Which highlights the problem. That proggy really is synchronous, but
the sync hint is applied to many MANY real world cases where this is
not the case at all. Sure, you can make things like pipe_test and
nearly nonexistent payload TCP_RR numbers look gorgeous, but that
demolishes concurrency for real applications.

Even when any given wakeup really is a truly synchronous wakeup, does,
say, an application sending a byte down a pipe necessarily mean it's
not going to then execute in parallel with the recipient of that byte?
I think not. IMO, the sync hint should die. The only time it is a win
is for applications that do essentially nothing but context switch. I
don't think the real world plays a lot of high speed ping pong.

> /*
> * pipe-loop.c
> *
> * Copyright (C) 2019 Red Hat, Inc.

- [Data lines]:

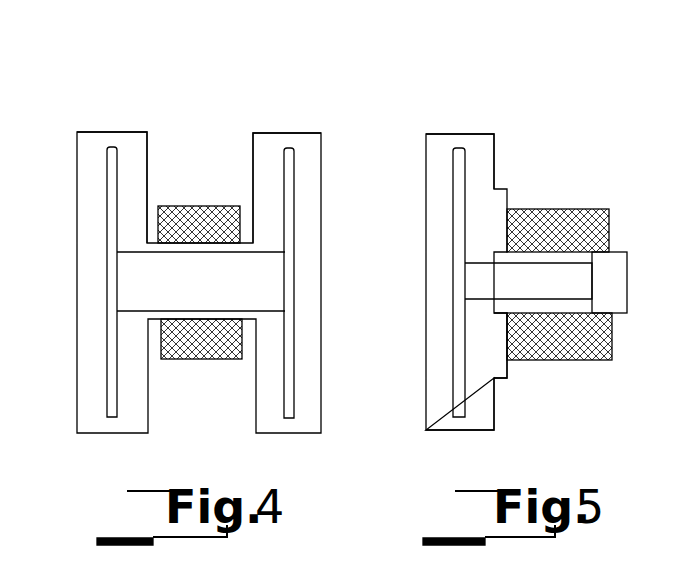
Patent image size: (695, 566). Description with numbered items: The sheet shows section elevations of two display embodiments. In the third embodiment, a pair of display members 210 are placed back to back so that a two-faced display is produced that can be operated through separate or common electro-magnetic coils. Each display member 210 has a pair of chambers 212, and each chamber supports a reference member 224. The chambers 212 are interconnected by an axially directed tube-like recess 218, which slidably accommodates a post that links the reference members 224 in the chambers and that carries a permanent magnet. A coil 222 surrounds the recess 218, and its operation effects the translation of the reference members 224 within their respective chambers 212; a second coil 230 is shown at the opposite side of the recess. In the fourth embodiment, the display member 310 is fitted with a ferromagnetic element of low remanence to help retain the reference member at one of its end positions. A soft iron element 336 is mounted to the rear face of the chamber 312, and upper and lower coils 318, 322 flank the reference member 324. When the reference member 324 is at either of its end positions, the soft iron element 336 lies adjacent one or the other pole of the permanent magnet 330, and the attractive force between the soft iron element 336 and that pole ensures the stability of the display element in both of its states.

- [Task instructions]: Repeat everything in the page text from "Even when any" down to "Red Hat, Inc.", swapping "ping pong" for "table tennis".

- [Response below]:
Even when any given wakeup really is a truly synchronous wakeup, does,
say, an application sending a byte down a pipe necessarily mean it's
not going to then execute in parallel with the recipient of that byte?
I think not. IMO, the sync hint should die. The only time it is a win
is for applications that do essentially nothing but context switch. I
don't think the real world plays a lot of high speed table tennis.

> /*
> * pipe-loop.c
> *
> * Copyright (C) 2019 Red Hat, Inc.